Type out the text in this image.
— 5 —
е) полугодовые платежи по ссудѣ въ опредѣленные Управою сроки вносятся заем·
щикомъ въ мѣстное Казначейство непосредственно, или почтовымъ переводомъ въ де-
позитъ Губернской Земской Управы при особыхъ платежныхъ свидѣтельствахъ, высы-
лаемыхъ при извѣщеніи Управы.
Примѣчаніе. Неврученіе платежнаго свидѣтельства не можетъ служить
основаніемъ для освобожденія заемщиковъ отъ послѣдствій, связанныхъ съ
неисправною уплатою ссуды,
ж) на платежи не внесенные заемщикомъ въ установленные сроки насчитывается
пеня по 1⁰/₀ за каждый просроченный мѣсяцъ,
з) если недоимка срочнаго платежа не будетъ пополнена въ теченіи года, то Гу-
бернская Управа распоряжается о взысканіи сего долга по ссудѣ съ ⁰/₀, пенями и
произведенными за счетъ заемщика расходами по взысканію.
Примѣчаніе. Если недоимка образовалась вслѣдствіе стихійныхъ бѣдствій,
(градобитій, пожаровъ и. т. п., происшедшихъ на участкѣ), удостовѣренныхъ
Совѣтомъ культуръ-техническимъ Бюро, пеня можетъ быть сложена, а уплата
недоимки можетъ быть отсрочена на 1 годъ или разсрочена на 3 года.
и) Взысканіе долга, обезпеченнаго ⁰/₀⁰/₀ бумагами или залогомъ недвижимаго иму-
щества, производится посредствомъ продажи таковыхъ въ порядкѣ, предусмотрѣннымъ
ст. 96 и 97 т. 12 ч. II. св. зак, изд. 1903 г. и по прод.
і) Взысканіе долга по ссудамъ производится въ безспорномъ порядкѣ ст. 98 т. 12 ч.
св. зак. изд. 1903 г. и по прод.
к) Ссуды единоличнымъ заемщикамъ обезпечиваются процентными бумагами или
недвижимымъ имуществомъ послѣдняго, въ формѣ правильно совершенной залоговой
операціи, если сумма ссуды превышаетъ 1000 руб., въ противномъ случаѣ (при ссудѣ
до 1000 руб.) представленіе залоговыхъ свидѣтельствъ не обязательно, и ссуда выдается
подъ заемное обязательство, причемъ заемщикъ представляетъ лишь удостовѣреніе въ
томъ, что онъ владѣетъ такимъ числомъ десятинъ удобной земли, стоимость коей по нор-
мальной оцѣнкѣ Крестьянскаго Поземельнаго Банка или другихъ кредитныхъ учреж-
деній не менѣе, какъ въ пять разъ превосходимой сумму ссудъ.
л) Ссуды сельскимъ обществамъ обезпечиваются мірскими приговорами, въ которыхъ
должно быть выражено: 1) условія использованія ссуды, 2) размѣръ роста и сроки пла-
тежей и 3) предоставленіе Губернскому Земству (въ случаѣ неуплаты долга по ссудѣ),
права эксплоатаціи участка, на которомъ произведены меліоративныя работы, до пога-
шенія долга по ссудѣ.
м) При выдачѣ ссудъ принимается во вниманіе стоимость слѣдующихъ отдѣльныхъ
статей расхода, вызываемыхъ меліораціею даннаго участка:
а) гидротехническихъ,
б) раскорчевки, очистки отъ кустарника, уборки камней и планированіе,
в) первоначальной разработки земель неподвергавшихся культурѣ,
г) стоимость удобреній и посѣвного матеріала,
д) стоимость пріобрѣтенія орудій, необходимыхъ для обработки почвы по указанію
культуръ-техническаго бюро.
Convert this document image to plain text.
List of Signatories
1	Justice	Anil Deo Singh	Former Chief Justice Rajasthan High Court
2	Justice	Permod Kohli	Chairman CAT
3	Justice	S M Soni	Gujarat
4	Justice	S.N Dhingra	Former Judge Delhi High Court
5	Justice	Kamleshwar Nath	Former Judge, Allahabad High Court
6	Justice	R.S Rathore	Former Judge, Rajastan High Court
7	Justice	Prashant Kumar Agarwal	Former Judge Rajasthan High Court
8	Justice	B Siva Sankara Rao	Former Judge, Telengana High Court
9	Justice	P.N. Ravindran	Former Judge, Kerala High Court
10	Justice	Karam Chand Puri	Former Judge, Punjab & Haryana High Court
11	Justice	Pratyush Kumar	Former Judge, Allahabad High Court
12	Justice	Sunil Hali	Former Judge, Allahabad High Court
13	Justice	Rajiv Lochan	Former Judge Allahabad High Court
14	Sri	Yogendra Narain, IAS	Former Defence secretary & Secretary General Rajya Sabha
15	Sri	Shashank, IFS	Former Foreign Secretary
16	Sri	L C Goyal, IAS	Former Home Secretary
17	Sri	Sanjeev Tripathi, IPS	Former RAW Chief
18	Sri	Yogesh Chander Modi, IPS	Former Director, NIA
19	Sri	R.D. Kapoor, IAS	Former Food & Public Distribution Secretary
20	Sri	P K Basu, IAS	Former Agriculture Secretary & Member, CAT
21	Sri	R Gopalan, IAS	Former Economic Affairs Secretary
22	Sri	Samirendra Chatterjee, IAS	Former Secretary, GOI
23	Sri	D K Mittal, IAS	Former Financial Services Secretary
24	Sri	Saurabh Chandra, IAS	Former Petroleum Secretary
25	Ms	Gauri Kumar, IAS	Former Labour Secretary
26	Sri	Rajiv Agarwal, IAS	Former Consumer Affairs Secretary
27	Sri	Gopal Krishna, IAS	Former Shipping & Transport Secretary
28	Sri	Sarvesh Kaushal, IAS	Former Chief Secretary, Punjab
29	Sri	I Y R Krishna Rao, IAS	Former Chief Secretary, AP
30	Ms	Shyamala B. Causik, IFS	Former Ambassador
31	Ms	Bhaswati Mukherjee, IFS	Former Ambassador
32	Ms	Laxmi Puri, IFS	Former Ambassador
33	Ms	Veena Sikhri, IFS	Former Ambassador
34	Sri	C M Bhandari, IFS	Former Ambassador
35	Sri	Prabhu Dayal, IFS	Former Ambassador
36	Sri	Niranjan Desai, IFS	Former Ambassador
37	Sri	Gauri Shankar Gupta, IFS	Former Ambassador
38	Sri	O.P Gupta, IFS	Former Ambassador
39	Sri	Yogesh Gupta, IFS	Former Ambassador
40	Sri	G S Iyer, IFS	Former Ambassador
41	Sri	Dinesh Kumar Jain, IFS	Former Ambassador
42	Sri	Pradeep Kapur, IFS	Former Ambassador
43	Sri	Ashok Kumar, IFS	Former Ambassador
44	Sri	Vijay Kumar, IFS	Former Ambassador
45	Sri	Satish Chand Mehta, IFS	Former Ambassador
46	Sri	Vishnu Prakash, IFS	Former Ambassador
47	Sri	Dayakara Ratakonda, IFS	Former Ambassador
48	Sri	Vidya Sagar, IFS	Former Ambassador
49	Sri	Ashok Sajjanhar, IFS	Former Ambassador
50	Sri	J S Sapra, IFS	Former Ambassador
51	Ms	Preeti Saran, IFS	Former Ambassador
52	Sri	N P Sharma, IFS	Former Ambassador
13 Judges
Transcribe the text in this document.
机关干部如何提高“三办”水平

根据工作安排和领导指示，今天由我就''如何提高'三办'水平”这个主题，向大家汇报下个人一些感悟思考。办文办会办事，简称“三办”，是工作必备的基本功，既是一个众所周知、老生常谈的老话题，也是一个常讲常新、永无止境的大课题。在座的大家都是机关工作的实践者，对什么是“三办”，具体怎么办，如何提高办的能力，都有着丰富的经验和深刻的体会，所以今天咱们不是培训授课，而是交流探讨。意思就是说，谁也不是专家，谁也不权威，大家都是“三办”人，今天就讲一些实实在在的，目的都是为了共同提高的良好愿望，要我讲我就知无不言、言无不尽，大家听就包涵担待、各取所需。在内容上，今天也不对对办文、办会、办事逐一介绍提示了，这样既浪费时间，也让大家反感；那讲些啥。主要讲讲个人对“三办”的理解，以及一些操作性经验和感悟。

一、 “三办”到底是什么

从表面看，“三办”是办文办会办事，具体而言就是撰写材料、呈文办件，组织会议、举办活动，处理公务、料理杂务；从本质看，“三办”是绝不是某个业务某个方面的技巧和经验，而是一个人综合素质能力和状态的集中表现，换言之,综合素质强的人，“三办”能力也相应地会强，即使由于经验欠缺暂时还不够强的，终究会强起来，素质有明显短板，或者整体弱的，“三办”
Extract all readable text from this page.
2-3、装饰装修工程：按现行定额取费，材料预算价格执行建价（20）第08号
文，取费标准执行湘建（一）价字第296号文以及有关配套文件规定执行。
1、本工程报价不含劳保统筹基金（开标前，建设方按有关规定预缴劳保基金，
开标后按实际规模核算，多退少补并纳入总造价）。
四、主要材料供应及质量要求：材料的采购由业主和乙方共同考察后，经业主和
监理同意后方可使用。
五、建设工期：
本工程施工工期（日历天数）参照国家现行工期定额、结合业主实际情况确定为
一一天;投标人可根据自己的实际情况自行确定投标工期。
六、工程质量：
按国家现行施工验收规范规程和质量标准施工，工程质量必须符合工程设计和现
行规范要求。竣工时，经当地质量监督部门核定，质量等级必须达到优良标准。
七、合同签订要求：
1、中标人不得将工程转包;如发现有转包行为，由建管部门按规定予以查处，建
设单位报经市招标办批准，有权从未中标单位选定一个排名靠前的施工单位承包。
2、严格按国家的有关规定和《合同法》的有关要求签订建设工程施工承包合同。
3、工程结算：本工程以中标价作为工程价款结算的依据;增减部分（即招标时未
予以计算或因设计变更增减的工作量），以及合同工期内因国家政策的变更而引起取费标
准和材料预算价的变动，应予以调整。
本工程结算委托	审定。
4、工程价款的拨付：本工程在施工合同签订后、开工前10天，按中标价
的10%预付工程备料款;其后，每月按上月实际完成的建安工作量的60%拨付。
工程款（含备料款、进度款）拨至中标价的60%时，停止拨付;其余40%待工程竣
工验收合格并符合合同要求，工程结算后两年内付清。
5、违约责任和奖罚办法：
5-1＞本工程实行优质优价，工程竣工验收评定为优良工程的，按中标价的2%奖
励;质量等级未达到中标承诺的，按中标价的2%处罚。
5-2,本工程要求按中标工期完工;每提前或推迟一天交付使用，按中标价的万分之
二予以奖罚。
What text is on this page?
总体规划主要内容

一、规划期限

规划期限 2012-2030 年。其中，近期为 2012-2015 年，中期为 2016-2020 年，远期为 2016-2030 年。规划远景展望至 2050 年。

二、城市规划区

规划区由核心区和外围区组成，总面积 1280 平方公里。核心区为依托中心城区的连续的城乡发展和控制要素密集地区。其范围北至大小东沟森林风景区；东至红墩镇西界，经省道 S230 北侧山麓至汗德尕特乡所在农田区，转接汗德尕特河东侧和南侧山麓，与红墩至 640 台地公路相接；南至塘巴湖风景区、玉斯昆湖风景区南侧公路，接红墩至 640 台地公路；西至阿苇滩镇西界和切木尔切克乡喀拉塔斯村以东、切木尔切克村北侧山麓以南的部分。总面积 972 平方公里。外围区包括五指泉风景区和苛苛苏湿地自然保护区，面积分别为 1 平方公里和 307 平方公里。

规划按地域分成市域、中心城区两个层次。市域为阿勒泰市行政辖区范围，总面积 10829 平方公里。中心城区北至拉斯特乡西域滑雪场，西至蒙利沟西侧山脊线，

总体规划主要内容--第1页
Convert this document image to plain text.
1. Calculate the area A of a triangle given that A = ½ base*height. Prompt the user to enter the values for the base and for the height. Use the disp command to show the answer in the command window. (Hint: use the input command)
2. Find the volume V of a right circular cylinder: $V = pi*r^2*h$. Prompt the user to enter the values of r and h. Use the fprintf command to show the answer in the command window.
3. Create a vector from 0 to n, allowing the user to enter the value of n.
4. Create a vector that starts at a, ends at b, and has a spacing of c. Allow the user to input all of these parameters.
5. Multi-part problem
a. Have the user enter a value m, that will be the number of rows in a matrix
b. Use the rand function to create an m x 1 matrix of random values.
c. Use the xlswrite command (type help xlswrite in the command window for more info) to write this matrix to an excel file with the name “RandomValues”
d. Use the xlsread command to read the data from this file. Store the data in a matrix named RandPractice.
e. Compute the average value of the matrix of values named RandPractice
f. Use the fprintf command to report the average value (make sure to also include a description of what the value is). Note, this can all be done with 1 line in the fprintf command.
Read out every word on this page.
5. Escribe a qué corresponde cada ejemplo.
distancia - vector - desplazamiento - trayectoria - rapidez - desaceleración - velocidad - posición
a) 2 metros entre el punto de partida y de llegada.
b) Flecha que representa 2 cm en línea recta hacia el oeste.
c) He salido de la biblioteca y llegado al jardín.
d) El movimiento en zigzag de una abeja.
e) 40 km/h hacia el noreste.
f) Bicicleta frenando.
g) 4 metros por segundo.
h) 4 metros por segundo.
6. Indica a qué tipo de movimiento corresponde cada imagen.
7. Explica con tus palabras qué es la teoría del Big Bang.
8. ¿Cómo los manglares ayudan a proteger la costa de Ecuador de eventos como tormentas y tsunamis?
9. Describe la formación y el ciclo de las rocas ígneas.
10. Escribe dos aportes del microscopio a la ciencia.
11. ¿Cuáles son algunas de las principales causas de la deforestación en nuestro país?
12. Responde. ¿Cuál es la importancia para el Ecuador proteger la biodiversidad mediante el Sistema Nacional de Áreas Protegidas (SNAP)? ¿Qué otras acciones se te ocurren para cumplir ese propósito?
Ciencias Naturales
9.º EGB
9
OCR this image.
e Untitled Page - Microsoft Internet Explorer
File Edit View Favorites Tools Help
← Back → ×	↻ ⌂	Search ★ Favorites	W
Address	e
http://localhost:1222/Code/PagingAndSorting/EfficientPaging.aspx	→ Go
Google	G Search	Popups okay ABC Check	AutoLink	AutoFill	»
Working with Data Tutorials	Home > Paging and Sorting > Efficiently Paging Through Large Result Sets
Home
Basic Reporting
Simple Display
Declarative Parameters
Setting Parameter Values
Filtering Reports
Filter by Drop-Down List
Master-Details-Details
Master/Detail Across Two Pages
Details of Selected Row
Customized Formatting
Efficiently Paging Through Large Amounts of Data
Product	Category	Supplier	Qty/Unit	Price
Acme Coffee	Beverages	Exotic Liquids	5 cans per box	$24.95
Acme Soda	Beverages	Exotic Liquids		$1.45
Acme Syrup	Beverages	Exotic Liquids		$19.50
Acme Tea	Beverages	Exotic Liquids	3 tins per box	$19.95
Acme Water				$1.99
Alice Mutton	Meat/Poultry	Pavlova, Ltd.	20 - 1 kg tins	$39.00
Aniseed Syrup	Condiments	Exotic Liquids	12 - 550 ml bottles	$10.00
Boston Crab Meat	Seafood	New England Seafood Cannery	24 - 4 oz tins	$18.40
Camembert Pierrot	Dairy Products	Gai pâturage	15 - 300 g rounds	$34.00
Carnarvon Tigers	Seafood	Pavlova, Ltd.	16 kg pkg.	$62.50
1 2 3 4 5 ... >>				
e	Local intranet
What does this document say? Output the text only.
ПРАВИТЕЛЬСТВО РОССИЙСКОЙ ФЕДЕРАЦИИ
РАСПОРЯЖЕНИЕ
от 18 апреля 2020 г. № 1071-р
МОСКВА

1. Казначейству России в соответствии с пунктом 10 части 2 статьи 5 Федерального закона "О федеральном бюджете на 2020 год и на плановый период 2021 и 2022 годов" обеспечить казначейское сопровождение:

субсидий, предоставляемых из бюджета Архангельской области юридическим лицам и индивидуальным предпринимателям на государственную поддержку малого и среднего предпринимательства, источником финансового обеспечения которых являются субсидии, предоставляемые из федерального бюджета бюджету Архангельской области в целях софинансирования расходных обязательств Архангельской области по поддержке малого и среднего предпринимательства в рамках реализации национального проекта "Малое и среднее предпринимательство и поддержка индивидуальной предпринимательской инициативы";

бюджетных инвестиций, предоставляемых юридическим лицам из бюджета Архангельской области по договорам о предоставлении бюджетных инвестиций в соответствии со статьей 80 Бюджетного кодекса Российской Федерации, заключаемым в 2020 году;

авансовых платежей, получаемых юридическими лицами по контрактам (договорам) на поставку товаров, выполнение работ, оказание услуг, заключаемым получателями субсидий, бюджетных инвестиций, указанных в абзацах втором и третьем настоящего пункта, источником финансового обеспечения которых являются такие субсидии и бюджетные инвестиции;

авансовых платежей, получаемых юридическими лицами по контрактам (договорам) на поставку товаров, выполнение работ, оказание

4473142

--------------------

AIM OF THE EXERCISE: Filter out every line that lacks the word "Gupta", and copy the rest.

RESPONSE TO THIS TASK:
37	Sri	Gauri Shankar Gupta, IFS	Former Ambassador
38	Sri	O.P Gupta, IFS	Former Ambassador
39	Sri	Yogesh Gupta, IFS	Former Ambassador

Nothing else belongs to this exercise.